— START Data for this exercise —

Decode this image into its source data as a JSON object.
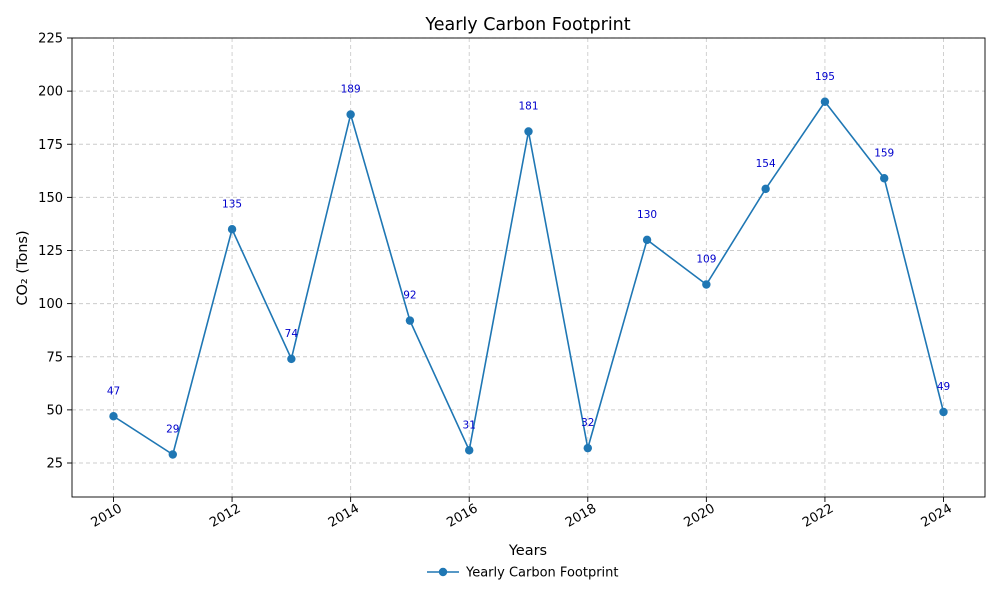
{
  "chart_data": {
    "type": "line",
    "title": "Yearly Carbon Footprint",
    "xlabel": "Years",
    "ylabel": "CO₂ (Tons)",
    "x": [
      2010,
      2011,
      2012,
      2013,
      2014,
      2015,
      2016,
      2017,
      2018,
      2019,
      2020,
      2021,
      2022,
      2023,
      2024
    ],
    "series": [
      {
        "name": "Yearly Carbon Footprint",
        "values": [
          47,
          29,
          135,
          74,
          189,
          92,
          31,
          181,
          32,
          130,
          109,
          154,
          195,
          159,
          49
        ],
        "color": "#1f77b4"
      }
    ],
    "data_label_color": "#0000cc",
    "xticks": [
      "2010",
      "2012",
      "2014",
      "2016",
      "2018",
      "2020",
      "2022",
      "2024"
    ],
    "yticks": [
      "25",
      "50",
      "75",
      "100",
      "125",
      "150",
      "175",
      "200",
      "225"
    ],
    "xlim": [
      2009.3,
      2024.7
    ],
    "ylim": [
      9,
      225
    ],
    "grid": true,
    "legend_position": "bottom-center"
  }
}
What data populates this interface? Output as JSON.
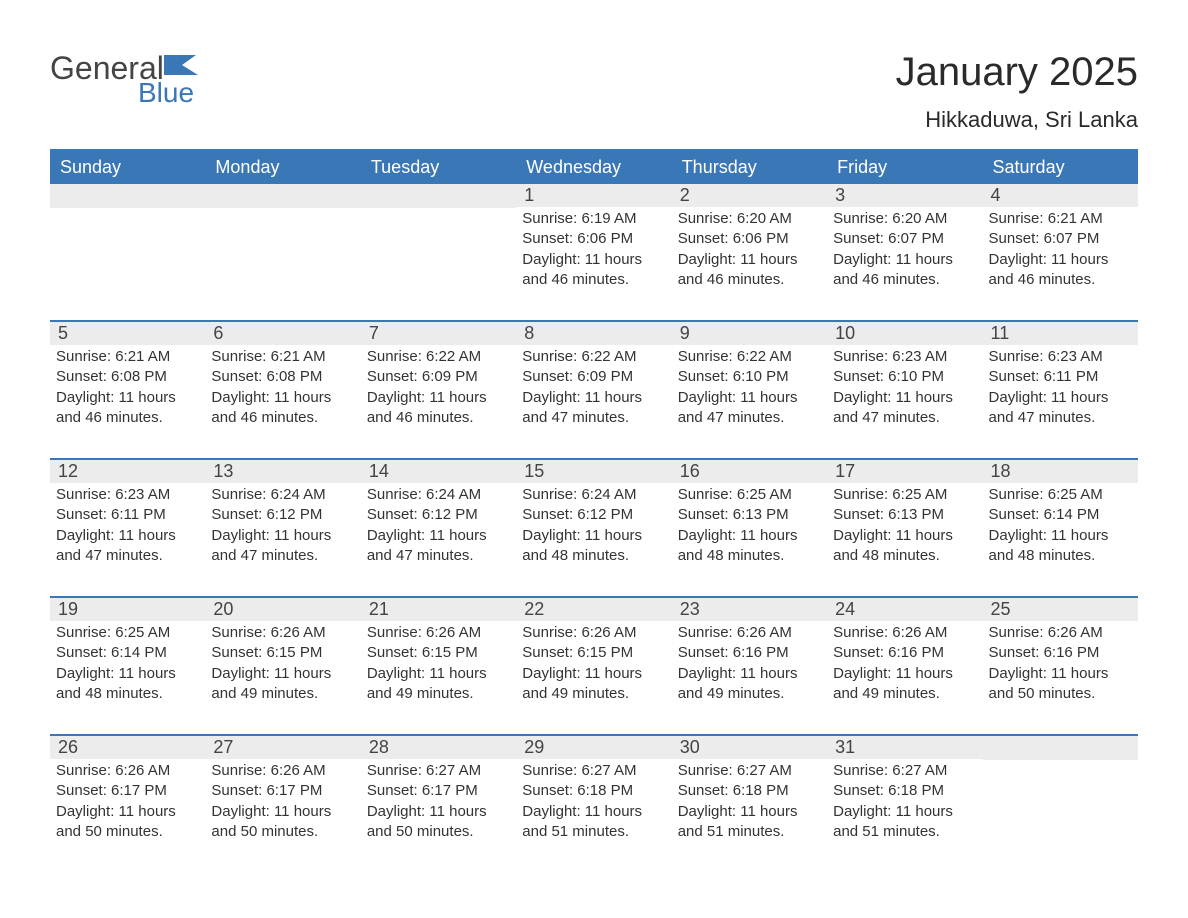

— END Data for this exercise —

Show every line in the entries where the string "Yearly" occurs.

▶ _Exercise solution_:
    "title": "Yearly Carbon Footprint",
        "name": "Yearly Carbon Footprint",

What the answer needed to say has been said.